*Task instructions*: Find the word "соответствие" in the data. Return every line where it appears.

[Dataset entries]
* * * * *

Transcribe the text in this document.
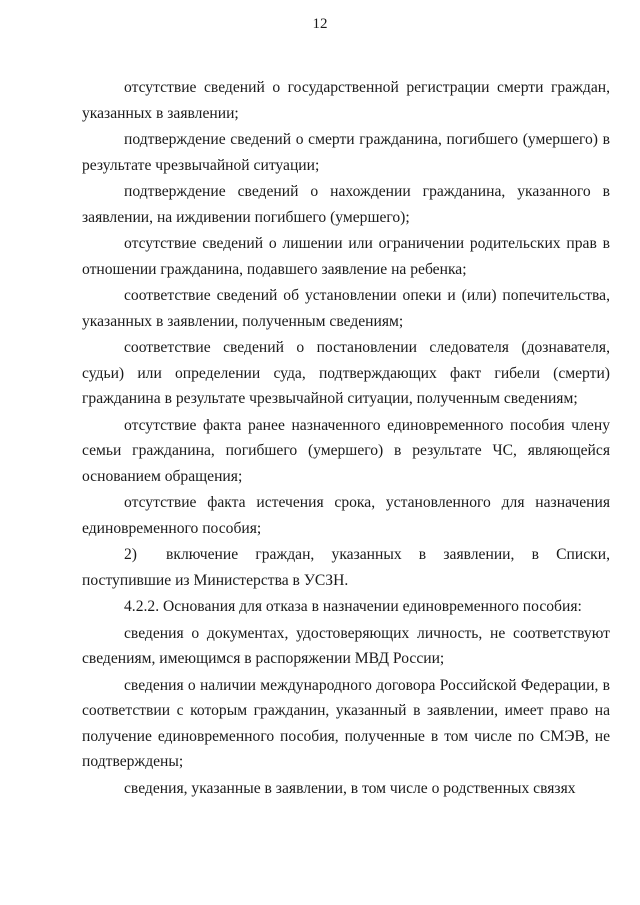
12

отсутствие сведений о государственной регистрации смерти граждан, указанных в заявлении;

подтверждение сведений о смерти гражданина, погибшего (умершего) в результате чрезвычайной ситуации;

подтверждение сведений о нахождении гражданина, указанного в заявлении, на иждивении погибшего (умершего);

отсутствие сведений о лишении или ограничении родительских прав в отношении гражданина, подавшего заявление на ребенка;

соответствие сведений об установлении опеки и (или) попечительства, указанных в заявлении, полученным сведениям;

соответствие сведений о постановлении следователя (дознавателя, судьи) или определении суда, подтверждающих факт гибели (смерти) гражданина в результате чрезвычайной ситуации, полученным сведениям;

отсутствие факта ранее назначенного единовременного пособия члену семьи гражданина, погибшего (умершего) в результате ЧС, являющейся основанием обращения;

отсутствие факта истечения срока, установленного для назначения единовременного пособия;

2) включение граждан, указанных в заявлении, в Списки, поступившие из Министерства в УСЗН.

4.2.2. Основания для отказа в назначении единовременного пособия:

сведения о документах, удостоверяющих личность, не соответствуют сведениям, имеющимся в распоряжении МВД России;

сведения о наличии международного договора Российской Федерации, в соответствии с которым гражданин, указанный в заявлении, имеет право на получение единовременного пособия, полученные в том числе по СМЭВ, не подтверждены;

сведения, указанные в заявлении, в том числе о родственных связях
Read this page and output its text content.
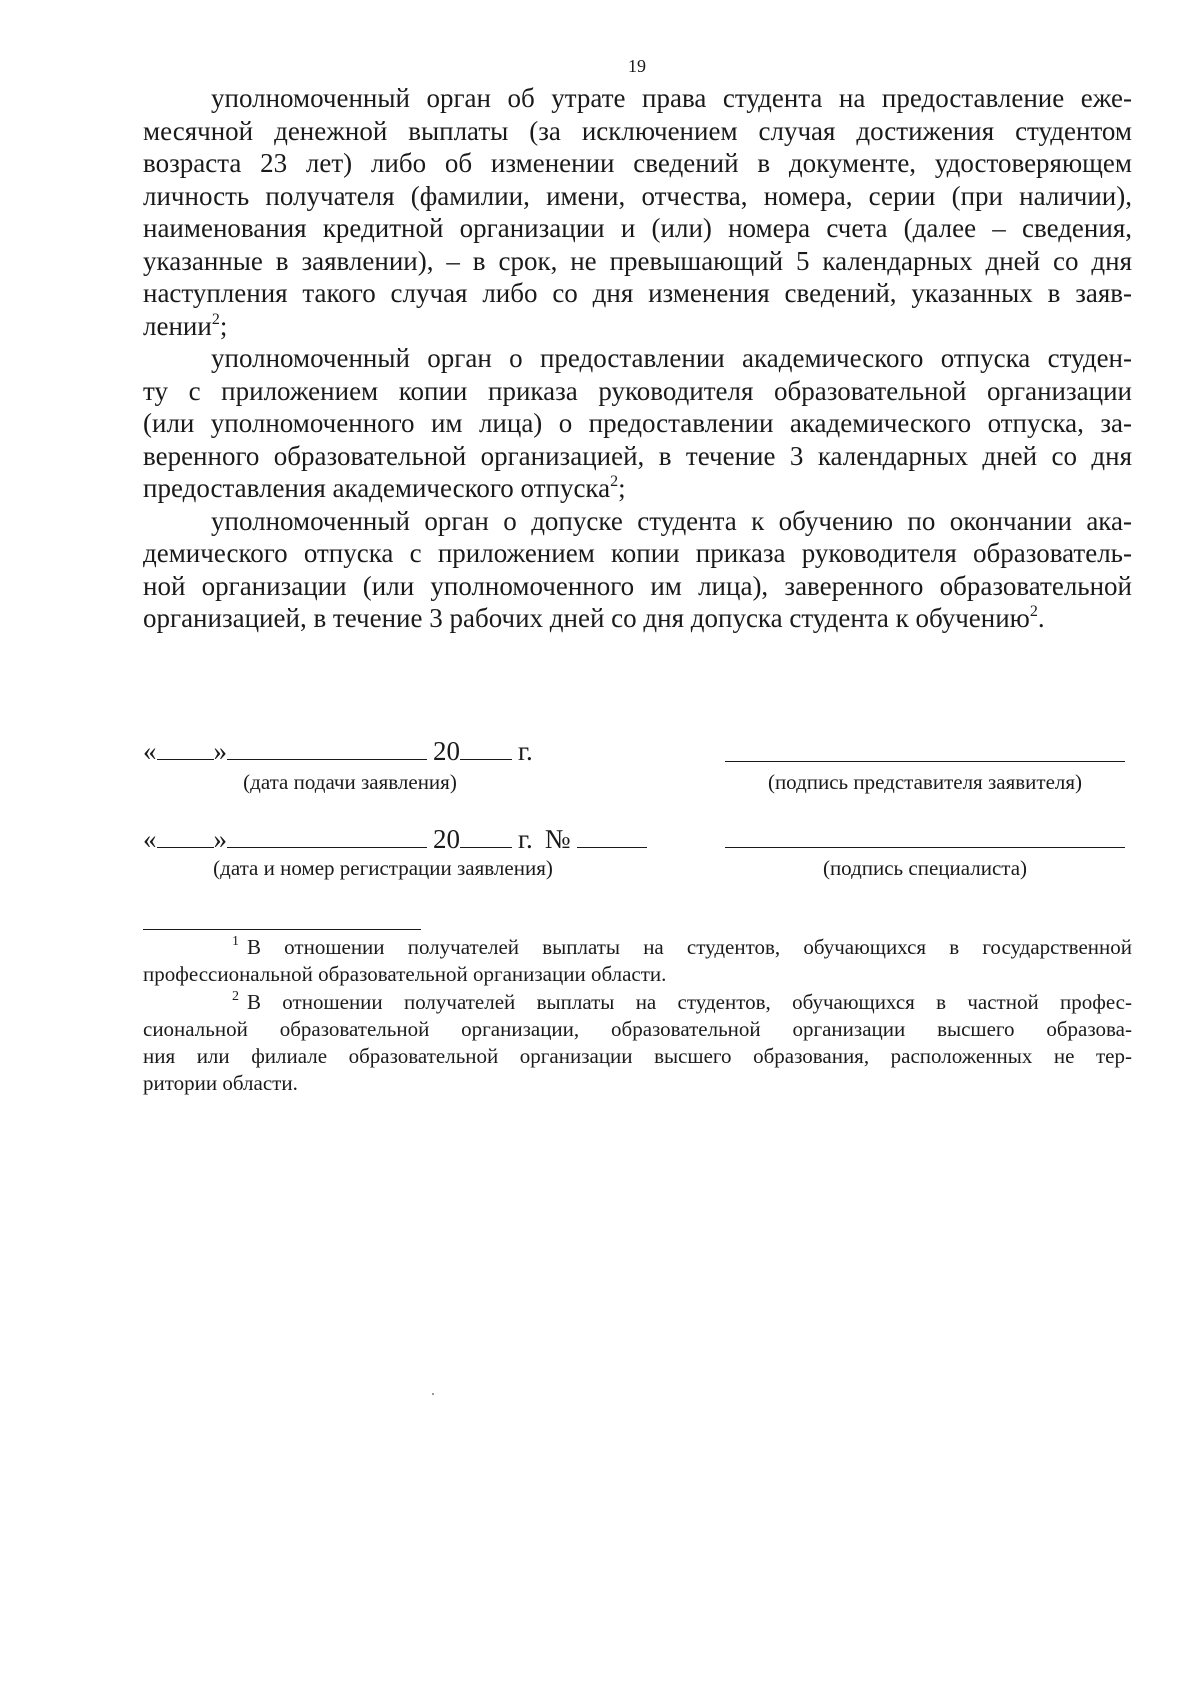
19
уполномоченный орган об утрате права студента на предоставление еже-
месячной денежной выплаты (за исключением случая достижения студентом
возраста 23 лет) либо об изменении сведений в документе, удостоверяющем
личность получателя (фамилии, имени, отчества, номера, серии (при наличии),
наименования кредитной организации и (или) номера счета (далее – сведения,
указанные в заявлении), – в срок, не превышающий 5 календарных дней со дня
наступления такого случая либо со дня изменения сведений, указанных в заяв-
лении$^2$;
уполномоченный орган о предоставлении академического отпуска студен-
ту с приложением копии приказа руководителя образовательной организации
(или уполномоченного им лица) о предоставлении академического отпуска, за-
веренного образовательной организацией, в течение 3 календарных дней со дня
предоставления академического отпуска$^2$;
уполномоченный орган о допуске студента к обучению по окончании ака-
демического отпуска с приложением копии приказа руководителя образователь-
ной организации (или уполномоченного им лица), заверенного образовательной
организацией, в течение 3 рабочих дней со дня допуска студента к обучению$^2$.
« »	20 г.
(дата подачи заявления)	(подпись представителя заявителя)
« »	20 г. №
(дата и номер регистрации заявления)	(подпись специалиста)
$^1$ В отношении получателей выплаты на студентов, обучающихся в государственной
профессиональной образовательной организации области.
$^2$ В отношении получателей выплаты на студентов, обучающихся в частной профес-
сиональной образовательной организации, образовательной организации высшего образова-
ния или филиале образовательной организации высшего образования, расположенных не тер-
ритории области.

* * * * *

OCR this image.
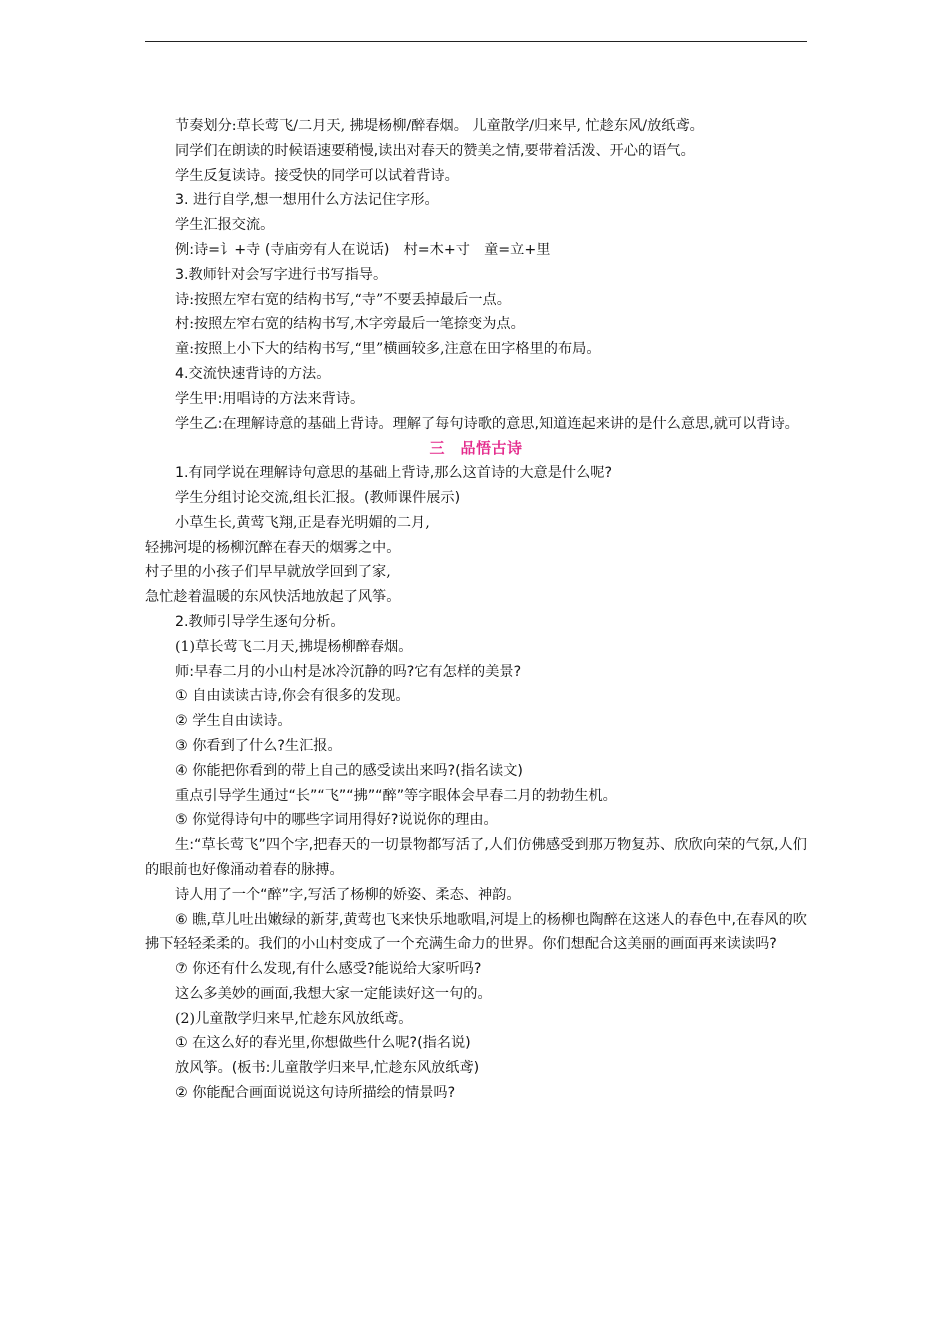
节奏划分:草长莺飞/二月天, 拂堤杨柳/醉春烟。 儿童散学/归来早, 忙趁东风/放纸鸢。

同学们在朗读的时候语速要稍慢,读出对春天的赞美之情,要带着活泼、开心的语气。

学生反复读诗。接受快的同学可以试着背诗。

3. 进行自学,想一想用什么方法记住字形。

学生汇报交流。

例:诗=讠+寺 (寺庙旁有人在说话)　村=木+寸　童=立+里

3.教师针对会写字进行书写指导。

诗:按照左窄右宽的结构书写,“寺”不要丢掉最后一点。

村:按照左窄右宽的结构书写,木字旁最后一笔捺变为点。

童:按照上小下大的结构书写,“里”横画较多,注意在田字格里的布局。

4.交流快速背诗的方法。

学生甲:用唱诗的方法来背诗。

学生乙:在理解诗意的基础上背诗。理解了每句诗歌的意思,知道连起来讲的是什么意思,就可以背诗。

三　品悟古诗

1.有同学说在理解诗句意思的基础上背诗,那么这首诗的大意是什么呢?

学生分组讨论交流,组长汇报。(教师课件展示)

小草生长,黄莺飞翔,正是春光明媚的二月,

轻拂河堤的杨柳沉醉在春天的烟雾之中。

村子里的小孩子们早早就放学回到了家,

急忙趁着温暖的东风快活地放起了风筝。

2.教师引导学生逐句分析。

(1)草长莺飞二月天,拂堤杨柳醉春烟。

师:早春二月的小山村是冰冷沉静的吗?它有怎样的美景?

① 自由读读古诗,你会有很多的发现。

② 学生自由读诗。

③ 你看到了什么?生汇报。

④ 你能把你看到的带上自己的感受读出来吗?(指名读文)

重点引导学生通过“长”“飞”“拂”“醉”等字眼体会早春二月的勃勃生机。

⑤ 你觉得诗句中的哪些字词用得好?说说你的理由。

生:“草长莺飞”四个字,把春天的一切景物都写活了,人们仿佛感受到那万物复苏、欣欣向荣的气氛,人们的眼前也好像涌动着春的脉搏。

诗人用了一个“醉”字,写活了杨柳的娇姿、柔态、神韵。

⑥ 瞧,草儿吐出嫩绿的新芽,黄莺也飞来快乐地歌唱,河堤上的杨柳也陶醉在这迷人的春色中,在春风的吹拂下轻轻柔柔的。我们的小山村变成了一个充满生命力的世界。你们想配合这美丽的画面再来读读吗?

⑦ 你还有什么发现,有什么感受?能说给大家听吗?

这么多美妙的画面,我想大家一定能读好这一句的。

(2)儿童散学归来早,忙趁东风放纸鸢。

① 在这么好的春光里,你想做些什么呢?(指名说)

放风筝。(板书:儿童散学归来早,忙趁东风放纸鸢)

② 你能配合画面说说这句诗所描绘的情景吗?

* * * * *

*Reply to the exercise*:
соответствие сведений об установлении опеки и (или) попечительства, указанных в заявлении, полученным сведениям;
соответствие сведений о постановлении следователя (дознавателя, судьи) или определении суда, подтверждающих факт гибели (смерти) гражданина в результате чрезвычайной ситуации, полученным сведениям;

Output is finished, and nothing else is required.